** WHAT IS REQUIRED **
Exactly repeat the full listing that follows.

--- Begin MATERIAL PROVIDED ---

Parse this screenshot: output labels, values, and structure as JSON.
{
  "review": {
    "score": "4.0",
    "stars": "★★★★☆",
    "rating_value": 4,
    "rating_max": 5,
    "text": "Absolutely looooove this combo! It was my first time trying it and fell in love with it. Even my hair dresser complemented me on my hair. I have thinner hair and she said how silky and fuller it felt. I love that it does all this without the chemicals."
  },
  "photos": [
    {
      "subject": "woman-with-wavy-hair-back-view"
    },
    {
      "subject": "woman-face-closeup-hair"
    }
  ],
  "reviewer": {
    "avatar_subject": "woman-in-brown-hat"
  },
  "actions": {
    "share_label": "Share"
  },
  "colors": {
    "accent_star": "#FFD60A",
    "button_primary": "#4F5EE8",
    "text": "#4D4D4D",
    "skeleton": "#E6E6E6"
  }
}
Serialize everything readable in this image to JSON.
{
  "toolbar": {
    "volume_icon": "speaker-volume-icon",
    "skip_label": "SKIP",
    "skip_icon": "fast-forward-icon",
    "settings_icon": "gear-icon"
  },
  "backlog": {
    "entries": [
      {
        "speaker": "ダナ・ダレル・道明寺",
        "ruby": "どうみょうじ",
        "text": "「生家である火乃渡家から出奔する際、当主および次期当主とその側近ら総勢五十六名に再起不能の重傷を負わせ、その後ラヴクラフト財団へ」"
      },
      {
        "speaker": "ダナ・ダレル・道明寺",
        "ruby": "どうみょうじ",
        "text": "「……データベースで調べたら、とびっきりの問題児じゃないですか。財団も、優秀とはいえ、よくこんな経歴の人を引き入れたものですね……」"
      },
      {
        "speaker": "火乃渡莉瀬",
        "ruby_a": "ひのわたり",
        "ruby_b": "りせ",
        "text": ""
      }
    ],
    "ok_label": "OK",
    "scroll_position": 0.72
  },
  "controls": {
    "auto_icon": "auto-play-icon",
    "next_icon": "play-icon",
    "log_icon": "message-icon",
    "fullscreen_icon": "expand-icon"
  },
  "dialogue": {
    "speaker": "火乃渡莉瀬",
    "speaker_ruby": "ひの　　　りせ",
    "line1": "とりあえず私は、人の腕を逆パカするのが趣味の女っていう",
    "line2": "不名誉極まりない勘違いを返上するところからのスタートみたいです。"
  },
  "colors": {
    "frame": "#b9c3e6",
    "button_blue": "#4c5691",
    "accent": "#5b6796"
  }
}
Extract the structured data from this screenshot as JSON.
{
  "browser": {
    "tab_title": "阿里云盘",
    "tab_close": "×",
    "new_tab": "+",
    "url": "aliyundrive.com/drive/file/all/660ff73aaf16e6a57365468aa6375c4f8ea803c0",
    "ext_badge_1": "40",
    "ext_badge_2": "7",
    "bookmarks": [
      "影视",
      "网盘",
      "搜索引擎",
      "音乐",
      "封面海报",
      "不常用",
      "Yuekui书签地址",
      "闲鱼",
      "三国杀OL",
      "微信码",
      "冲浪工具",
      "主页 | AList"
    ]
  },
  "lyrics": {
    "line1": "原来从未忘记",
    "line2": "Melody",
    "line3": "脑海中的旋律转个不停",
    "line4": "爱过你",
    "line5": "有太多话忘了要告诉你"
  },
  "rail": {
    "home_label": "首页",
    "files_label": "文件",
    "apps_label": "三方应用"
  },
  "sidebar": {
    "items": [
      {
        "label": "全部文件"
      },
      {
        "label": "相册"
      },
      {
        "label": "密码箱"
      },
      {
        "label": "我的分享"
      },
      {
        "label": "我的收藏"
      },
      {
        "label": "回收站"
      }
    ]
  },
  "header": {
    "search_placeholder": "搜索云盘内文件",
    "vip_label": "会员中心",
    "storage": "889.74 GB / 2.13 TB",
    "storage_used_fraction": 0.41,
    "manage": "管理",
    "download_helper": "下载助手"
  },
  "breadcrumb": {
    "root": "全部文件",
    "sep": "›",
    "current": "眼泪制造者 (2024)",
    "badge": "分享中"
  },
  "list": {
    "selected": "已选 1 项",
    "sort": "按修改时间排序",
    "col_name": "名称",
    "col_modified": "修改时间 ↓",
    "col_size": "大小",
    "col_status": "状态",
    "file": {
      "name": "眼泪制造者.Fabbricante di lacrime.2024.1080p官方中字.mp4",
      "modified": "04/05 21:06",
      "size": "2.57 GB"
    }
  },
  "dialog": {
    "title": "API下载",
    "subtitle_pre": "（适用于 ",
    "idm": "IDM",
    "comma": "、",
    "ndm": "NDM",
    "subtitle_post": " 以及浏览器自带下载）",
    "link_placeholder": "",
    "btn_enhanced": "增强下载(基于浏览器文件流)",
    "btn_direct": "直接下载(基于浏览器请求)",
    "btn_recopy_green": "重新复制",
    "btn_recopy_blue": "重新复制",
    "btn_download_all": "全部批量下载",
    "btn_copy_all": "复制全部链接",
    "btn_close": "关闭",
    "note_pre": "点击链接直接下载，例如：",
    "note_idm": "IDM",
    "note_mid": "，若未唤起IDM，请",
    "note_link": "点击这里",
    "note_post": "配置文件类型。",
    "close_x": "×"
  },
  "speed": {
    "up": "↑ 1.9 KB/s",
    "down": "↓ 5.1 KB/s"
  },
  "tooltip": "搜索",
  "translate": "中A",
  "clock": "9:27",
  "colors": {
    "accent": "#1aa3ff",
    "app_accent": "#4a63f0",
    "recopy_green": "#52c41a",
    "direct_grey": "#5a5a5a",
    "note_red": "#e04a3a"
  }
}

--- End MATERIAL PROVIDED ---

** EXERCISE SOLUTION **
Parse this screenshot: output labels, values, and structure as JSON.
{
  "review": {
    "score": "4.0",
    "stars": "★★★★☆",
    "rating_value": 4,
    "rating_max": 5,
    "text": "Absolutely looooove this combo! It was my first time trying it and fell in love with it. Even my hair dresser complemented me on my hair. I have thinner hair and she said how silky and fuller it felt. I love that it does all this without the chemicals."
  },
  "photos": [
    {
      "subject": "woman-with-wavy-hair-back-view"
    },
    {
      "subject": "woman-face-closeup-hair"
    }
  ],
  "reviewer": {
    "avatar_subject": "woman-in-brown-hat"
  },
  "actions": {
    "share_label": "Share"
  },
  "colors": {
    "accent_star": "#FFD60A",
    "button_primary": "#4F5EE8",
    "text": "#4D4D4D",
    "skeleton": "#E6E6E6"
  }
}
Serialize everything readable in this image to JSON.
{
  "toolbar": {
    "volume_icon": "speaker-volume-icon",
    "skip_label": "SKIP",
    "skip_icon": "fast-forward-icon",
    "settings_icon": "gear-icon"
  },
  "backlog": {
    "entries": [
      {
        "speaker": "ダナ・ダレル・道明寺",
        "ruby": "どうみょうじ",
        "text": "「生家である火乃渡家から出奔する際、当主および次期当主とその側近ら総勢五十六名に再起不能の重傷を負わせ、その後ラヴクラフト財団へ」"
      },
      {
        "speaker": "ダナ・ダレル・道明寺",
        "ruby": "どうみょうじ",
        "text": "「……データベースで調べたら、とびっきりの問題児じゃないですか。財団も、優秀とはいえ、よくこんな経歴の人を引き入れたものですね……」"
      },
      {
        "speaker": "火乃渡莉瀬",
        "ruby_a": "ひのわたり",
        "ruby_b": "りせ",
        "text": ""
      }
    ],
    "ok_label": "OK",
    "scroll_position": 0.72
  },
  "controls": {
    "auto_icon": "auto-play-icon",
    "next_icon": "play-icon",
    "log_icon": "message-icon",
    "fullscreen_icon": "expand-icon"
  },
  "dialogue": {
    "speaker": "火乃渡莉瀬",
    "speaker_ruby": "ひの　　　りせ",
    "line1": "とりあえず私は、人の腕を逆パカするのが趣味の女っていう",
    "line2": "不名誉極まりない勘違いを返上するところからのスタートみたいです。"
  },
  "colors": {
    "frame": "#b9c3e6",
    "button_blue": "#4c5691",
    "accent": "#5b6796"
  }
}
Extract the structured data from this screenshot as JSON.
{
  "browser": {
    "tab_title": "阿里云盘",
    "tab_close": "×",
    "new_tab": "+",
    "url": "aliyundrive.com/drive/file/all/660ff73aaf16e6a57365468aa6375c4f8ea803c0",
    "ext_badge_1": "40",
    "ext_badge_2": "7",
    "bookmarks": [
      "影视",
      "网盘",
      "搜索引擎",
      "音乐",
      "封面海报",
      "不常用",
      "Yuekui书签地址",
      "闲鱼",
      "三国杀OL",
      "微信码",
      "冲浪工具",
      "主页 | AList"
    ]
  },
  "lyrics": {
    "line1": "原来从未忘记",
    "line2": "Melody",
    "line3": "脑海中的旋律转个不停",
    "line4": "爱过你",
    "line5": "有太多话忘了要告诉你"
  },
  "rail": {
    "home_label": "首页",
    "files_label": "文件",
    "apps_label": "三方应用"
  },
  "sidebar": {
    "items": [
      {
        "label": "全部文件"
      },
      {
        "label": "相册"
      },
      {
        "label": "密码箱"
      },
      {
        "label": "我的分享"
      },
      {
        "label": "我的收藏"
      },
      {
        "label": "回收站"
      }
    ]
  },
  "header": {
    "search_placeholder": "搜索云盘内文件",
    "vip_label": "会员中心",
    "storage": "889.74 GB / 2.13 TB",
    "storage_used_fraction": 0.41,
    "manage": "管理",
    "download_helper": "下载助手"
  },
  "breadcrumb": {
    "root": "全部文件",
    "sep": "›",
    "current": "眼泪制造者 (2024)",
    "badge": "分享中"
  },
  "list": {
    "selected": "已选 1 项",
    "sort": "按修改时间排序",
    "col_name": "名称",
    "col_modified": "修改时间 ↓",
    "col_size": "大小",
    "col_status": "状态",
    "file": {
      "name": "眼泪制造者.Fabbricante di lacrime.2024.1080p官方中字.mp4",
      "modified": "04/05 21:06",
      "size": "2.57 GB"
    }
  },
  "dialog": {
    "title": "API下载",
    "subtitle_pre": "（适用于 ",
    "idm": "IDM",
    "comma": "、",
    "ndm": "NDM",
    "subtitle_post": " 以及浏览器自带下载）",
    "link_placeholder": "",
    "btn_enhanced": "增强下载(基于浏览器文件流)",
    "btn_direct": "直接下载(基于浏览器请求)",
    "btn_recopy_green": "重新复制",
    "btn_recopy_blue": "重新复制",
    "btn_download_all": "全部批量下载",
    "btn_copy_all": "复制全部链接",
    "btn_close": "关闭",
    "note_pre": "点击链接直接下载，例如：",
    "note_idm": "IDM",
    "note_mid": "，若未唤起IDM，请",
    "note_link": "点击这里",
    "note_post": "配置文件类型。",
    "close_x": "×"
  },
  "speed": {
    "up": "↑ 1.9 KB/s",
    "down": "↓ 5.1 KB/s"
  },
  "tooltip": "搜索",
  "translate": "中A",
  "clock": "9:27",
  "colors": {
    "accent": "#1aa3ff",
    "app_accent": "#4a63f0",
    "recopy_green": "#52c41a",
    "direct_grey": "#5a5a5a",
    "note_red": "#e04a3a"
  }
}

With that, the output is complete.